▶ Exercise directions
Copy all the material below, exactly as it stands.
************
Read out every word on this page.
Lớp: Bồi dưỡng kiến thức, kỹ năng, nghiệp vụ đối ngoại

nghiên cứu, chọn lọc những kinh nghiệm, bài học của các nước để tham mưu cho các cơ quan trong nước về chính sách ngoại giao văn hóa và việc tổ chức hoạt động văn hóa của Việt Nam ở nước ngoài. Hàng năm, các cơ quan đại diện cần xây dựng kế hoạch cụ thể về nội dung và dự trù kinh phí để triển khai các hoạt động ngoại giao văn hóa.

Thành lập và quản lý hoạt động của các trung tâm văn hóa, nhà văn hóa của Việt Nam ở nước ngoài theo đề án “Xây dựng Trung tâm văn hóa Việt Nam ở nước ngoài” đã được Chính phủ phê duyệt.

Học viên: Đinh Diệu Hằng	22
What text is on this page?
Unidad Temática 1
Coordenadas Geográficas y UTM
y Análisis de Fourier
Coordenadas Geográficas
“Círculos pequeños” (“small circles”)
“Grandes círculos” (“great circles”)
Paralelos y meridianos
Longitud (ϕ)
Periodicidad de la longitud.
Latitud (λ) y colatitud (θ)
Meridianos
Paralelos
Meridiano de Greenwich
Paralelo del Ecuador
************
▶ Problem solution
Read out every word on this page.
Lớp: Bồi dưỡng kiến thức, kỹ năng, nghiệp vụ đối ngoại

nghiên cứu, chọn lọc những kinh nghiệm, bài học của các nước để tham mưu cho các cơ quan trong nước về chính sách ngoại giao văn hóa và việc tổ chức hoạt động văn hóa của Việt Nam ở nước ngoài. Hàng năm, các cơ quan đại diện cần xây dựng kế hoạch cụ thể về nội dung và dự trù kinh phí để triển khai các hoạt động ngoại giao văn hóa.

Thành lập và quản lý hoạt động của các trung tâm văn hóa, nhà văn hóa của Việt Nam ở nước ngoài theo đề án “Xây dựng Trung tâm văn hóa Việt Nam ở nước ngoài” đã được Chính phủ phê duyệt.

Học viên: Đinh Diệu Hằng	22
What text is on this page?
Unidad Temática 1
Coordenadas Geográficas y UTM
y Análisis de Fourier
Coordenadas Geográficas
“Círculos pequeños” (“small circles”)
“Grandes círculos” (“great circles”)
Paralelos y meridianos
Longitud (ϕ)
Periodicidad de la longitud.
Latitud (λ) y colatitud (θ)
Meridianos
Paralelos
Meridiano de Greenwich
Paralelo del Ecuador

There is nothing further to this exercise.